ROWS:
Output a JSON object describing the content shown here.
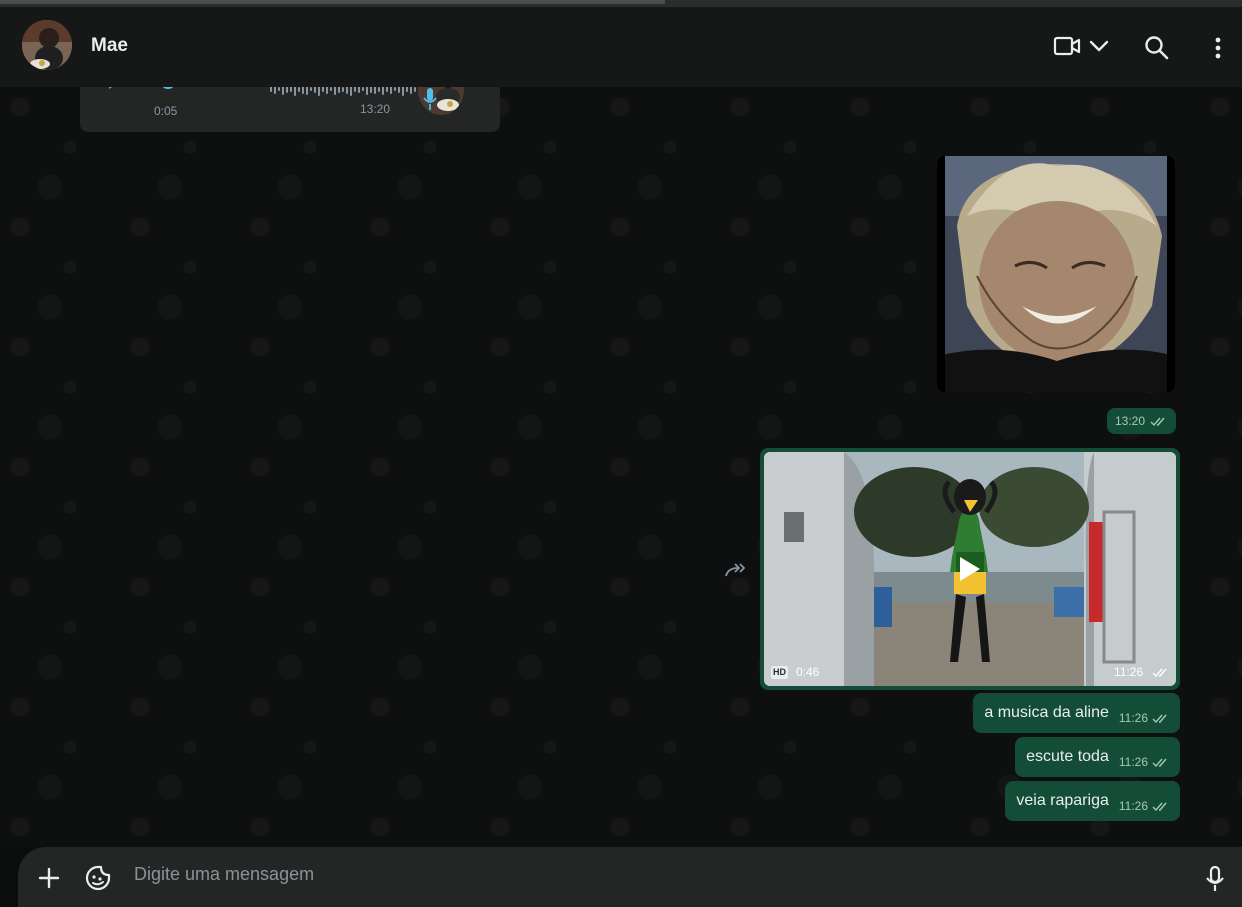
{
  "header": {
    "contact_name": "Mae",
    "icons": [
      "avatar",
      "video-call-icon",
      "chevron-down-icon",
      "search-icon",
      "menu-dots-icon"
    ]
  },
  "messages": {
    "voice_note": {
      "duration": "0:05",
      "time": "13:20"
    },
    "image_message": {
      "time": "13:20"
    },
    "video_message": {
      "badge": "HD",
      "duration": "0:46",
      "time": "11:26"
    },
    "text_messages": [
      {
        "text": "a musica da aline",
        "time": "11:26"
      },
      {
        "text": "escute toda",
        "time": "11:26"
      },
      {
        "text": "veia rapariga",
        "time": "11:26"
      }
    ]
  },
  "compose": {
    "placeholder": "Digite uma mensagem"
  },
  "colors": {
    "header_bg": "#161717",
    "outgoing_bubble": "#144d37",
    "incoming_bubble": "#242626",
    "accent": "#53bdeb"
  }
}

AIM: Reproduce all entries exactly. Pictures do not belong in the copy.

FULL RESPONSE:
Output a JSON object describing the content shown here.
{
  "header": {
    "contact_name": "Mae",
    "icons": [
      "avatar",
      "video-call-icon",
      "chevron-down-icon",
      "search-icon",
      "menu-dots-icon"
    ]
  },
  "messages": {
    "voice_note": {
      "duration": "0:05",
      "time": "13:20"
    },
    "image_message": {
      "time": "13:20"
    },
    "video_message": {
      "badge": "HD",
      "duration": "0:46",
      "time": "11:26"
    },
    "text_messages": [
      {
        "text": "a musica da aline",
        "time": "11:26"
      },
      {
        "text": "escute toda",
        "time": "11:26"
      },
      {
        "text": "veia rapariga",
        "time": "11:26"
      }
    ]
  },
  "compose": {
    "placeholder": "Digite uma mensagem"
  },
  "colors": {
    "header_bg": "#161717",
    "outgoing_bubble": "#144d37",
    "incoming_bubble": "#242626",
    "accent": "#53bdeb"
  }
}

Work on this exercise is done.